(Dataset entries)

==============================

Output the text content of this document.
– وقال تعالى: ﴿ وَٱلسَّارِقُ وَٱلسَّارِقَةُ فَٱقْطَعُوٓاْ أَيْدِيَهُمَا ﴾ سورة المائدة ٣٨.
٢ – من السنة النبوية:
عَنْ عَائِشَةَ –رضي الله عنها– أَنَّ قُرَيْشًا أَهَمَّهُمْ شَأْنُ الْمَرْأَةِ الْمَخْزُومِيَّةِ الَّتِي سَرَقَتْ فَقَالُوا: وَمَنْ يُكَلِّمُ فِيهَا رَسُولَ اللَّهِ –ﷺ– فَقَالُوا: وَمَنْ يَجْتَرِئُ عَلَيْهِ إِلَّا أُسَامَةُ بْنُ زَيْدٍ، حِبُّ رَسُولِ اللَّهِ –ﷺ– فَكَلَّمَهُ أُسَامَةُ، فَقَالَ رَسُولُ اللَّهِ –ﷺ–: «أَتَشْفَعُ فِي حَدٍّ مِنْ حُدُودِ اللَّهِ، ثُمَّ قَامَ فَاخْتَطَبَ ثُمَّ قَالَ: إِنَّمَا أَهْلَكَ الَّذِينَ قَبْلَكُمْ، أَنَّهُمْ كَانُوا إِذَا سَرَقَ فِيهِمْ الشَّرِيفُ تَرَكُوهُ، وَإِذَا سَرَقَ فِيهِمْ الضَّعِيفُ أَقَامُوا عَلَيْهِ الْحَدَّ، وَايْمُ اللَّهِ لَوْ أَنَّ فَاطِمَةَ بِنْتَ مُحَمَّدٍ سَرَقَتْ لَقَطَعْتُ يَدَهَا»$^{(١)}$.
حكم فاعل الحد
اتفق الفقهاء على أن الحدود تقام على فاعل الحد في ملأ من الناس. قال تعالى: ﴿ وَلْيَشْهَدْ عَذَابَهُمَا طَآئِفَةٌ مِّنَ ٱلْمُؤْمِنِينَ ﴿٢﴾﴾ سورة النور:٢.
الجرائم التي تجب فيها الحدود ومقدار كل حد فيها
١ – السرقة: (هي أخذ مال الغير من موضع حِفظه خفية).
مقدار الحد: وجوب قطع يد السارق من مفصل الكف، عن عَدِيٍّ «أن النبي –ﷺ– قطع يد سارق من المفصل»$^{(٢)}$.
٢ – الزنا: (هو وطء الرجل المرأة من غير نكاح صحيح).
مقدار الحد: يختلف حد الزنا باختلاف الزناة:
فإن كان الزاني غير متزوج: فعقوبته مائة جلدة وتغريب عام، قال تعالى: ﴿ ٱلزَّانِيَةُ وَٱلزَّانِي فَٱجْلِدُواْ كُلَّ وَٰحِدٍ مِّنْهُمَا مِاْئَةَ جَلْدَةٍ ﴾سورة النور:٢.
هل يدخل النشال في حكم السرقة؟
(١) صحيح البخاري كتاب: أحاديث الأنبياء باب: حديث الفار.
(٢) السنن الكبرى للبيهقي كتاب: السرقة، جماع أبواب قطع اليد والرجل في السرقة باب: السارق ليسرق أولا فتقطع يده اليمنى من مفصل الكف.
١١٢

==============================

Reproduce the complete set of lines precisely as supplied.

**SOLUTION FOR THIS PROBLEM**
Output the text content of this document.
– وقال تعالى: ﴿ وَٱلسَّارِقُ وَٱلسَّارِقَةُ فَٱقْطَعُوٓاْ أَيْدِيَهُمَا ﴾ سورة المائدة ٣٨.
٢ – من السنة النبوية:
عَنْ عَائِشَةَ –رضي الله عنها– أَنَّ قُرَيْشًا أَهَمَّهُمْ شَأْنُ الْمَرْأَةِ الْمَخْزُومِيَّةِ الَّتِي سَرَقَتْ فَقَالُوا: وَمَنْ يُكَلِّمُ فِيهَا رَسُولَ اللَّهِ –ﷺ– فَقَالُوا: وَمَنْ يَجْتَرِئُ عَلَيْهِ إِلَّا أُسَامَةُ بْنُ زَيْدٍ، حِبُّ رَسُولِ اللَّهِ –ﷺ– فَكَلَّمَهُ أُسَامَةُ، فَقَالَ رَسُولُ اللَّهِ –ﷺ–: «أَتَشْفَعُ فِي حَدٍّ مِنْ حُدُودِ اللَّهِ، ثُمَّ قَامَ فَاخْتَطَبَ ثُمَّ قَالَ: إِنَّمَا أَهْلَكَ الَّذِينَ قَبْلَكُمْ، أَنَّهُمْ كَانُوا إِذَا سَرَقَ فِيهِمْ الشَّرِيفُ تَرَكُوهُ، وَإِذَا سَرَقَ فِيهِمْ الضَّعِيفُ أَقَامُوا عَلَيْهِ الْحَدَّ، وَايْمُ اللَّهِ لَوْ أَنَّ فَاطِمَةَ بِنْتَ مُحَمَّدٍ سَرَقَتْ لَقَطَعْتُ يَدَهَا»$^{(١)}$.
حكم فاعل الحد
اتفق الفقهاء على أن الحدود تقام على فاعل الحد في ملأ من الناس. قال تعالى: ﴿ وَلْيَشْهَدْ عَذَابَهُمَا طَآئِفَةٌ مِّنَ ٱلْمُؤْمِنِينَ ﴿٢﴾﴾ سورة النور:٢.
الجرائم التي تجب فيها الحدود ومقدار كل حد فيها
١ – السرقة: (هي أخذ مال الغير من موضع حِفظه خفية).
مقدار الحد: وجوب قطع يد السارق من مفصل الكف، عن عَدِيٍّ «أن النبي –ﷺ– قطع يد سارق من المفصل»$^{(٢)}$.
٢ – الزنا: (هو وطء الرجل المرأة من غير نكاح صحيح).
مقدار الحد: يختلف حد الزنا باختلاف الزناة:
فإن كان الزاني غير متزوج: فعقوبته مائة جلدة وتغريب عام، قال تعالى: ﴿ ٱلزَّانِيَةُ وَٱلزَّانِي فَٱجْلِدُواْ كُلَّ وَٰحِدٍ مِّنْهُمَا مِاْئَةَ جَلْدَةٍ ﴾سورة النور:٢.
هل يدخل النشال في حكم السرقة؟
(١) صحيح البخاري كتاب: أحاديث الأنبياء باب: حديث الفار.
(٢) السنن الكبرى للبيهقي كتاب: السرقة، جماع أبواب قطع اليد والرجل في السرقة باب: السارق ليسرق أولا فتقطع يده اليمنى من مفصل الكف.
١١٢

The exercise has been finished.